## TO DO
Pick out each line in these entries that contains the string "JSON".
Start of SUPPLIED RECORDS
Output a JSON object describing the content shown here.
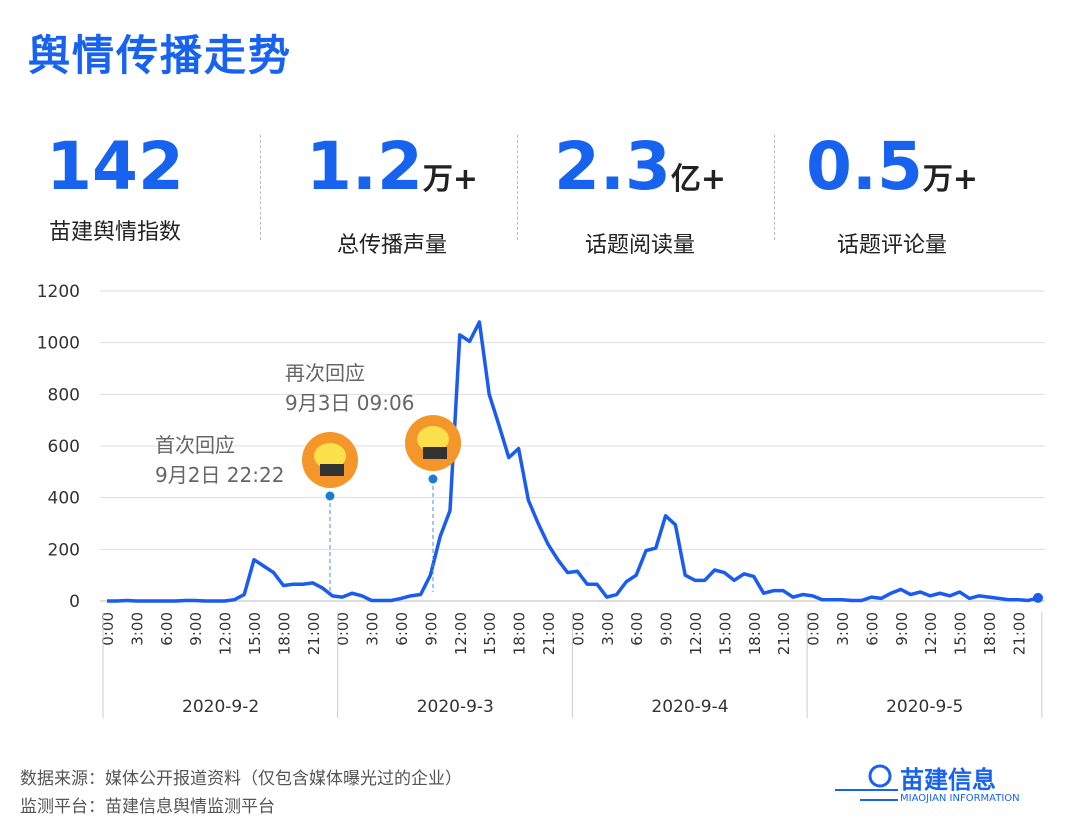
{
  "header": {
    "title": "舆情传播走势"
  },
  "stats": [
    {
      "value": "142",
      "label": "苗建舆情指数"
    },
    {
      "value": "1.2",
      "unit": "万+",
      "label": "总传播声量"
    },
    {
      "value": "2.3",
      "unit": "亿+",
      "label": "话题阅读量"
    },
    {
      "value": "0.5",
      "unit": "万+",
      "label": "话题评论量"
    }
  ],
  "chart_data": {
    "type": "line",
    "color": "#1a5cf0",
    "ylim": [
      0,
      1200
    ],
    "yticks": [
      0,
      200,
      400,
      600,
      800,
      1000,
      1200
    ],
    "grid": true,
    "days": [
      "2020-9-2",
      "2020-9-3",
      "2020-9-4",
      "2020-9-5"
    ],
    "categories": [
      "0:00",
      null,
      null,
      "3:00",
      null,
      null,
      "6:00",
      null,
      null,
      "9:00",
      null,
      null,
      "12:00",
      null,
      null,
      "15:00",
      null,
      null,
      "18:00",
      null,
      null,
      "21:00",
      null,
      null,
      "0:00",
      null,
      null,
      "3:00",
      null,
      null,
      "6:00",
      null,
      null,
      "9:00",
      null,
      null,
      "12:00",
      null,
      null,
      "15:00",
      null,
      null,
      "18:00",
      null,
      null,
      "21:00",
      null,
      null,
      "0:00",
      null,
      null,
      "3:00",
      null,
      null,
      "6:00",
      null,
      null,
      "9:00",
      null,
      null,
      "12:00",
      null,
      null,
      "15:00",
      null,
      null,
      "18:00",
      null,
      null,
      "21:00",
      null,
      null,
      "0:00",
      null,
      null,
      "3:00",
      null,
      null,
      "6:00",
      null,
      null,
      "9:00",
      null,
      null,
      "12:00",
      null,
      null,
      "15:00",
      null,
      null,
      "18:00",
      null,
      null,
      "21:00",
      null,
      null
    ],
    "values": [
      0,
      0,
      2,
      0,
      0,
      0,
      0,
      0,
      2,
      2,
      0,
      0,
      0,
      5,
      25,
      160,
      135,
      110,
      60,
      65,
      65,
      70,
      50,
      20,
      15,
      30,
      20,
      2,
      2,
      2,
      10,
      20,
      25,
      100,
      250,
      350,
      1030,
      1005,
      1080,
      800,
      680,
      555,
      590,
      390,
      300,
      220,
      160,
      110,
      115,
      65,
      65,
      15,
      25,
      75,
      100,
      195,
      205,
      330,
      295,
      100,
      80,
      80,
      120,
      110,
      80,
      105,
      95,
      30,
      40,
      40,
      15,
      25,
      20,
      5,
      5,
      5,
      2,
      2,
      15,
      10,
      30,
      45,
      25,
      35,
      20,
      30,
      20,
      35,
      10,
      20,
      15,
      10,
      5,
      5,
      2,
      12
    ],
    "annotations": [
      {
        "title": "首次回应",
        "time": "9月2日 22:22"
      },
      {
        "title": "再次回应",
        "time": "9月3日 09:06"
      }
    ]
  },
  "footer": {
    "source": "数据来源：媒体公开报道资料（仅包含媒体曝光过的企业）",
    "platform": "监测平台：苗建信息舆情监测平台",
    "logo": "苗建信息",
    "logo_en": "MIAOJIAN INFORMATION"
  }
}
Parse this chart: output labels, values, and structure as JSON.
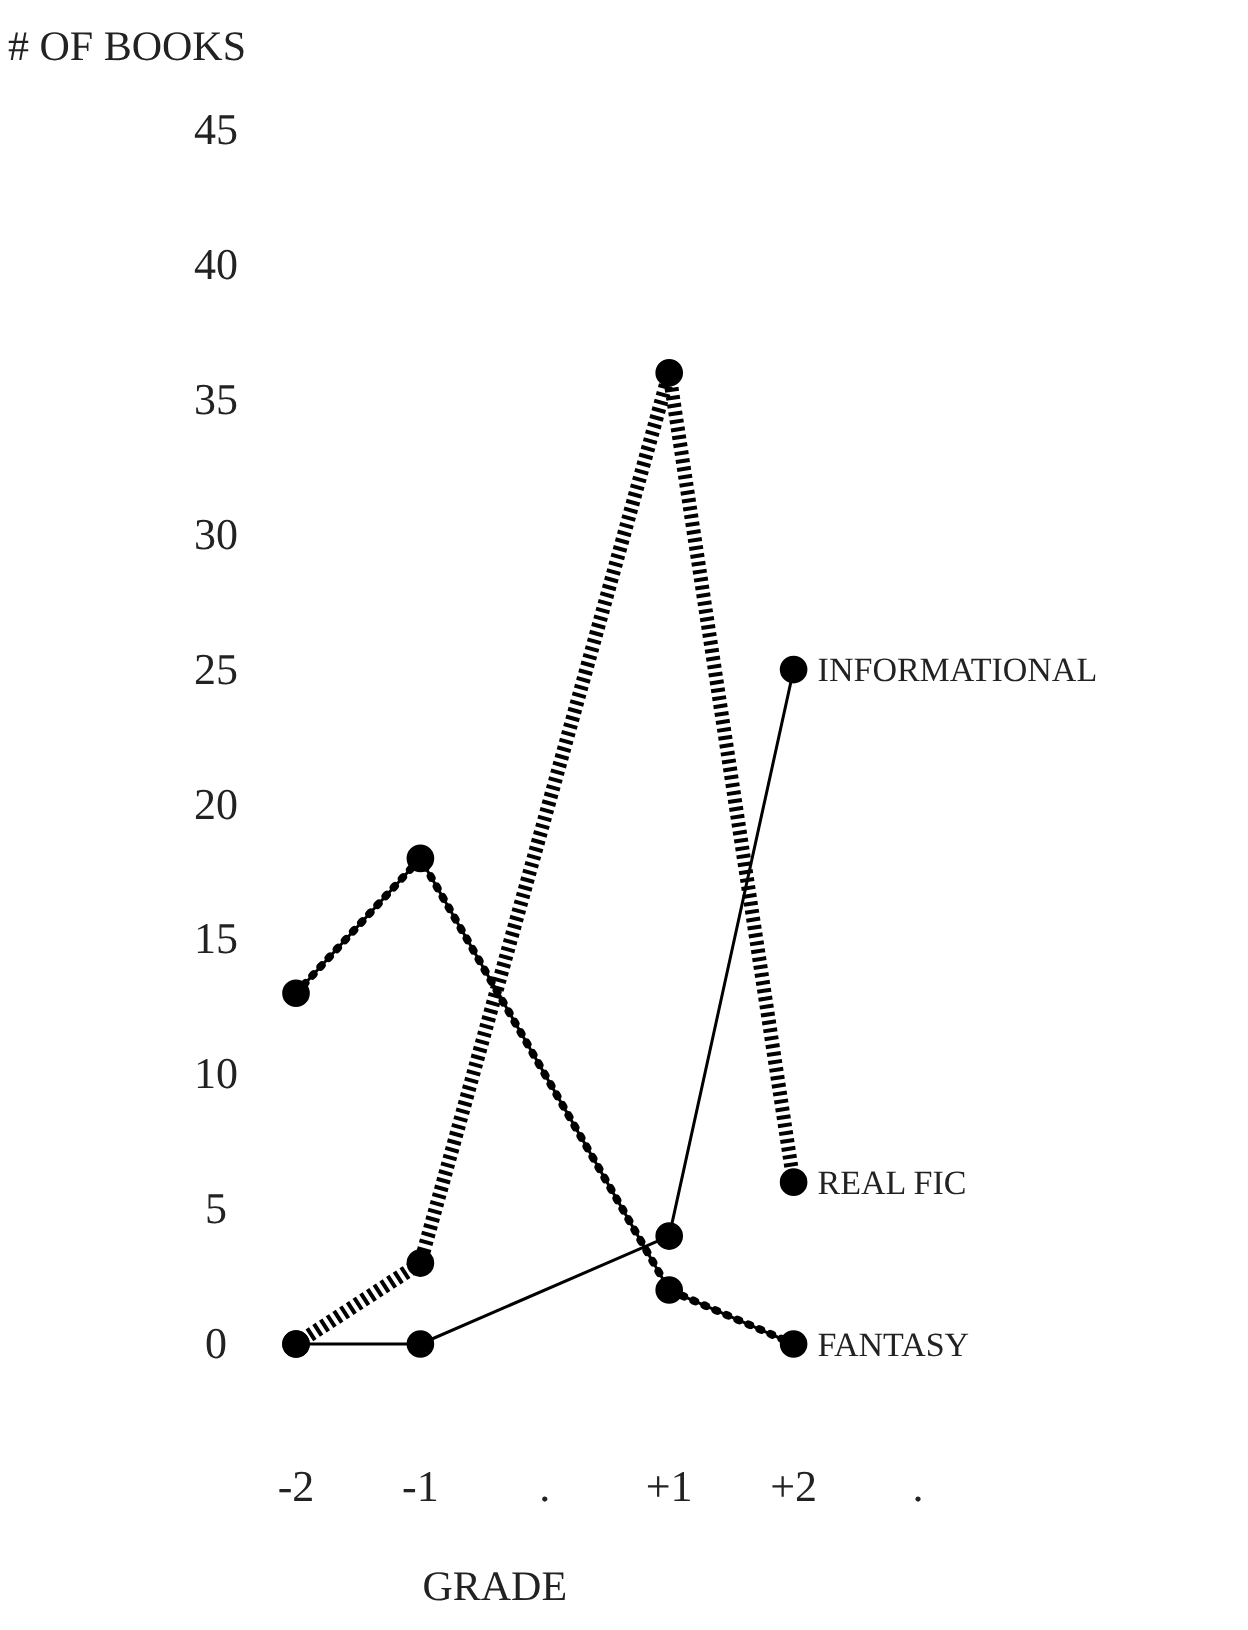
End of SUPPLIED RECORDS
## COMPLETED TASK
Output a JSON object describing the content shown here.
Parse this chart: output labels, values, and structure as JSON.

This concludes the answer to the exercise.